SHORT EXERCISE
Reproduce every record exactly as it appears, but not the pictures.

[Collection entries]
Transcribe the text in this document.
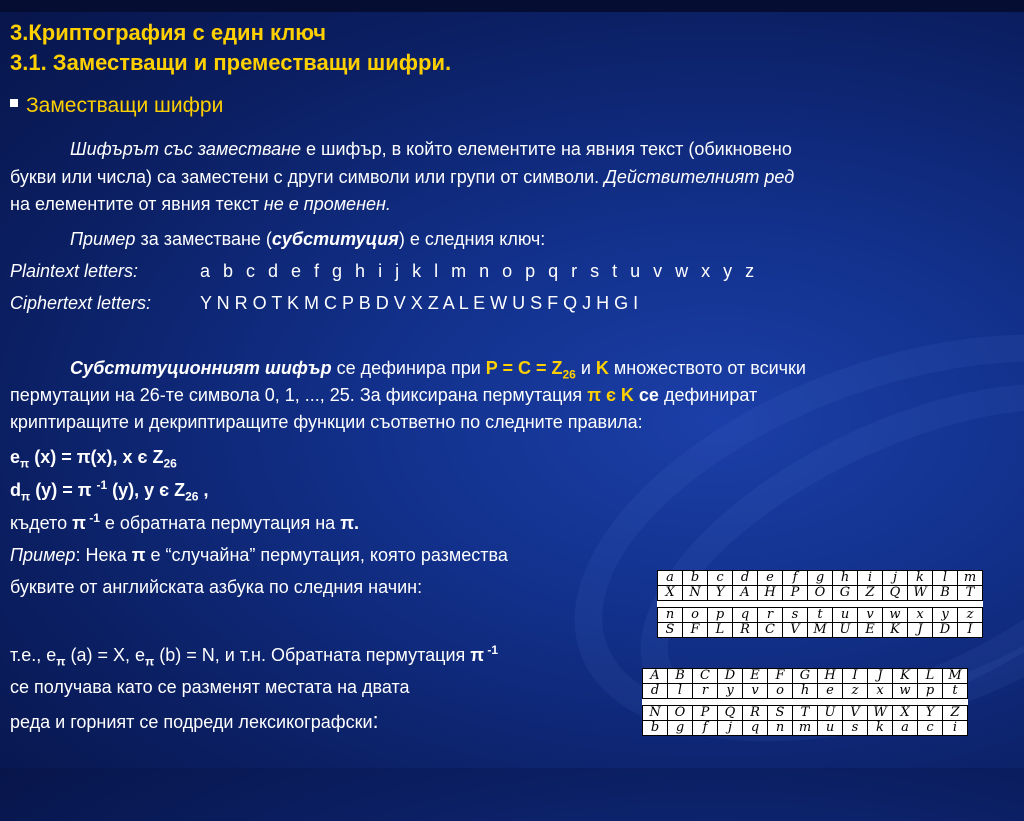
3.Криптография с един ключ
3.1. Заместващи и преместващи шифри.
Заместващи шифри
Шифърът със заместване е шифър, в който елементите на явния текст (обикновено
букви или числа) са заместени с други символи или групи от символи. Действителният ред
на елементите от явния текст не е променен.
Пример за заместване (субституция) е следния ключ:
Plaintext letters:	a b c d e f g h i j k l m n o p q r s t u v w x y z
Ciphertext letters:	Y N R O T K M C P B D V X Z A L E W U S F Q J H G I
Субституционният шифър се дефинира при $P = C = Z_{26}$ и K множеството от всички
пермутации на 26-те символа 0, 1, ..., 25. За фиксирана пермутация π є K се дефинират
криптиращите и декриптиращите функции съответно по следните правила:
$e_\pi$ (x) = π(x), x є $Z_{26}$
$d_\pi$ (y) = π $^{-1}$ (y), y є $Z_{26}$ ,
където π $^{-1}$ е обратната пермутация на π.
Пример: Нека π е “случайна” пермутация, която размества
буквите от английската азбука по следния начин:
т.е., $e_\pi$ (a) = X, $e_\pi$ (b) = N, и т.н. Обратната пермутация π $^{-1}$
се получава като се разменят местата на двата
реда и горният се подреди лексикографски:
a	b	c	d	e	f	g	h	i	j	k	l	m
X	N	Y	A	H	P	O	G	Z	Q	W	B	T

n	o	p	q	r	s	t	u	v	w	x	y	z
S	F	L	R	C	V	M	U	E	K	J	D	I
A	B	C	D	E	F	G	H	I	J	K	L	M
d	l	r	y	v	o	h	e	z	x	w	p	t

N	O	P	Q	R	S	T	U	V	W	X	Y	Z
b	g	f	j	q	n	m	u	s	k	a	c	i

TASK OUTPUT
Transcribe the text in this document.
3.Криптография с един ключ
3.1. Заместващи и преместващи шифри.
Заместващи шифри
Шифърът със заместване е шифър, в който елементите на явния текст (обикновено
букви или числа) са заместени с други символи или групи от символи. Действителният ред
на елементите от явния текст не е променен.
Пример за заместване (субституция) е следния ключ:
Plaintext letters:	a b c d e f g h i j k l m n o p q r s t u v w x y z
Ciphertext letters:	Y N R O T K M C P B D V X Z A L E W U S F Q J H G I
Субституционният шифър се дефинира при $P = C = Z_{26}$ и K множеството от всички
пермутации на 26-те символа 0, 1, ..., 25. За фиксирана пермутация π є K се дефинират
криптиращите и декриптиращите функции съответно по следните правила:
$e_\pi$ (x) = π(x), x є $Z_{26}$
$d_\pi$ (y) = π $^{-1}$ (y), y є $Z_{26}$ ,
където π $^{-1}$ е обратната пермутация на π.
Пример: Нека π е “случайна” пермутация, която размества
буквите от английската азбука по следния начин:
т.е., $e_\pi$ (a) = X, $e_\pi$ (b) = N, и т.н. Обратната пермутация π $^{-1}$
се получава като се разменят местата на двата
реда и горният се подреди лексикографски:
a	b	c	d	e	f	g	h	i	j	k	l	m
X	N	Y	A	H	P	O	G	Z	Q	W	B	T

n	o	p	q	r	s	t	u	v	w	x	y	z
S	F	L	R	C	V	M	U	E	K	J	D	I
A	B	C	D	E	F	G	H	I	J	K	L	M
d	l	r	y	v	o	h	e	z	x	w	p	t

N	O	P	Q	R	S	T	U	V	W	X	Y	Z
b	g	f	j	q	n	m	u	s	k	a	c	i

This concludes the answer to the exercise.